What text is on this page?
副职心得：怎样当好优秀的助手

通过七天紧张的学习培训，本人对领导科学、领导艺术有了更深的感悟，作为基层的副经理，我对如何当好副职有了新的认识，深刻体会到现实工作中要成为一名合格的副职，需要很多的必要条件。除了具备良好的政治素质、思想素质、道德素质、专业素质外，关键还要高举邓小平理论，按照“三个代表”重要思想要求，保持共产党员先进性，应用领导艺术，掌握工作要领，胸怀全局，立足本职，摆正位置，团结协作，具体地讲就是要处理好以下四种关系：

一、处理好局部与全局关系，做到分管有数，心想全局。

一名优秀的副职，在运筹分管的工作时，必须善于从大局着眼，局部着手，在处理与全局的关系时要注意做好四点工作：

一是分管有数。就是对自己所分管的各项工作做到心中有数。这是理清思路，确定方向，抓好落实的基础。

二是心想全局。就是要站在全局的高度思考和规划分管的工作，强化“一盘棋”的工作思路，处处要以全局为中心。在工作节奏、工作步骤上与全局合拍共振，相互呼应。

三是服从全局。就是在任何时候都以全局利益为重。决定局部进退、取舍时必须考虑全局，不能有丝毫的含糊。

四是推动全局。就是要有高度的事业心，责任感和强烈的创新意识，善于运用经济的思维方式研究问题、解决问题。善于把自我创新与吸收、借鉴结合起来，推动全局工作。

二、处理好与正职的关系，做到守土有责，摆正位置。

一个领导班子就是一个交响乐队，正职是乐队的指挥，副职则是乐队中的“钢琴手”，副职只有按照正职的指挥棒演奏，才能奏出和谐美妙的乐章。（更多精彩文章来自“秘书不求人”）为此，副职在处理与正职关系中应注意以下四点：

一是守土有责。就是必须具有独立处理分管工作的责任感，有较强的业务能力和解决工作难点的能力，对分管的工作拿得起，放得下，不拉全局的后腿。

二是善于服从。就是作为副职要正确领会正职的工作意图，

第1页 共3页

What is expected :: Copy all of the data. Keep every word exactly as it is.

Answer for this exercise ::
What text is on this page?
副职心得：怎样当好优秀的助手

通过七天紧张的学习培训，本人对领导科学、领导艺术有了更深的感悟，作为基层的副经理，我对如何当好副职有了新的认识，深刻体会到现实工作中要成为一名合格的副职，需要很多的必要条件。除了具备良好的政治素质、思想素质、道德素质、专业素质外，关键还要高举邓小平理论，按照“三个代表”重要思想要求，保持共产党员先进性，应用领导艺术，掌握工作要领，胸怀全局，立足本职，摆正位置，团结协作，具体地讲就是要处理好以下四种关系：

一、处理好局部与全局关系，做到分管有数，心想全局。

一名优秀的副职，在运筹分管的工作时，必须善于从大局着眼，局部着手，在处理与全局的关系时要注意做好四点工作：

一是分管有数。就是对自己所分管的各项工作做到心中有数。这是理清思路，确定方向，抓好落实的基础。

二是心想全局。就是要站在全局的高度思考和规划分管的工作，强化“一盘棋”的工作思路，处处要以全局为中心。在工作节奏、工作步骤上与全局合拍共振，相互呼应。

三是服从全局。就是在任何时候都以全局利益为重。决定局部进退、取舍时必须考虑全局，不能有丝毫的含糊。

四是推动全局。就是要有高度的事业心，责任感和强烈的创新意识，善于运用经济的思维方式研究问题、解决问题。善于把自我创新与吸收、借鉴结合起来，推动全局工作。

二、处理好与正职的关系，做到守土有责，摆正位置。

一个领导班子就是一个交响乐队，正职是乐队的指挥，副职则是乐队中的“钢琴手”，副职只有按照正职的指挥棒演奏，才能奏出和谐美妙的乐章。（更多精彩文章来自“秘书不求人”）为此，副职在处理与正职关系中应注意以下四点：

一是守土有责。就是必须具有独立处理分管工作的责任感，有较强的业务能力和解决工作难点的能力，对分管的工作拿得起，放得下，不拉全局的后腿。

二是善于服从。就是作为副职要正确领会正职的工作意图，

第1页 共3页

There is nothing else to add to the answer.